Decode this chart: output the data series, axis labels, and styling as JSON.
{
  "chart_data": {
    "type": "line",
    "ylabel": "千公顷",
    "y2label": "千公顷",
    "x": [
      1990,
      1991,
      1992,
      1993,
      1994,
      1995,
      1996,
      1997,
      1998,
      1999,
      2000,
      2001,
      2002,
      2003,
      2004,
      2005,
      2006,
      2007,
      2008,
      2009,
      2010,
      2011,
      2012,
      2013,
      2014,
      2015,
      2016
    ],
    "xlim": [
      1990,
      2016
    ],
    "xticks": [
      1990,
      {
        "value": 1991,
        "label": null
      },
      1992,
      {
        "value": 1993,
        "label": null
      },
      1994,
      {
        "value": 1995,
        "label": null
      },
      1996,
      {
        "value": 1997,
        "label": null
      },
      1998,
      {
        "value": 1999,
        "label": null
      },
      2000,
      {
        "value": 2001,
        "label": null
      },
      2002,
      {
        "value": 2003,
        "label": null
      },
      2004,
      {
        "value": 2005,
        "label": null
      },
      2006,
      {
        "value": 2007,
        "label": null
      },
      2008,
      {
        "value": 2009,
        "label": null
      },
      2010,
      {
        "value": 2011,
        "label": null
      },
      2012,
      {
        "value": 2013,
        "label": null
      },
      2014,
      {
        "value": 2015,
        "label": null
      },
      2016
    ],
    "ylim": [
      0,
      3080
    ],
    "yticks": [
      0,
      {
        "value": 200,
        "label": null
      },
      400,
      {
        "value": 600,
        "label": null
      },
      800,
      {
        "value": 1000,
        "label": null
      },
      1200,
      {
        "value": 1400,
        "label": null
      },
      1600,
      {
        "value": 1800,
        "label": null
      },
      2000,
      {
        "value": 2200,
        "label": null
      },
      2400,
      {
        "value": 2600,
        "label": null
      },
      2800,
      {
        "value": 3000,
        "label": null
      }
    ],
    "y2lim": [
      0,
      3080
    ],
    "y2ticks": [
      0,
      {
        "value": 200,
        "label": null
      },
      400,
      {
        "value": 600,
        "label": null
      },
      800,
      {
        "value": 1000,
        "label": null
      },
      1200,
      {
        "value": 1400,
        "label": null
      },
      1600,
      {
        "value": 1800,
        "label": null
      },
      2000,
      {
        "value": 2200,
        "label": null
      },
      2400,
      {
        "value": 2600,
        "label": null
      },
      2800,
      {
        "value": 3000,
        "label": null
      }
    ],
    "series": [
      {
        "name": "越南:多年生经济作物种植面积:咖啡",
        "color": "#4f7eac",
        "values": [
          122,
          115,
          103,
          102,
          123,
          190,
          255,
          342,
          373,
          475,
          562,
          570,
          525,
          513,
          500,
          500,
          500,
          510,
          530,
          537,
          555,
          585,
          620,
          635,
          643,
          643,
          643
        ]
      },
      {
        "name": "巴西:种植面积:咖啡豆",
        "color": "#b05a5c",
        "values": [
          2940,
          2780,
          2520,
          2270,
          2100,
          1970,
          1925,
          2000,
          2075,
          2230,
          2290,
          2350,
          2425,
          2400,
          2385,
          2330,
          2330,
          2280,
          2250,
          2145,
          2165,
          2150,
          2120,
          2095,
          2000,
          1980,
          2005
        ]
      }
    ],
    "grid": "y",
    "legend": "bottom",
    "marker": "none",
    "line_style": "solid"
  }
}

===============

Pull out all lines from the entries above in which the word "name" appears.

SOLUTION FOR THIS EXERCISE =>
        "name": "越南:多年生经济作物种植面积:咖啡",
        "name": "巴西:种植面积:咖啡豆",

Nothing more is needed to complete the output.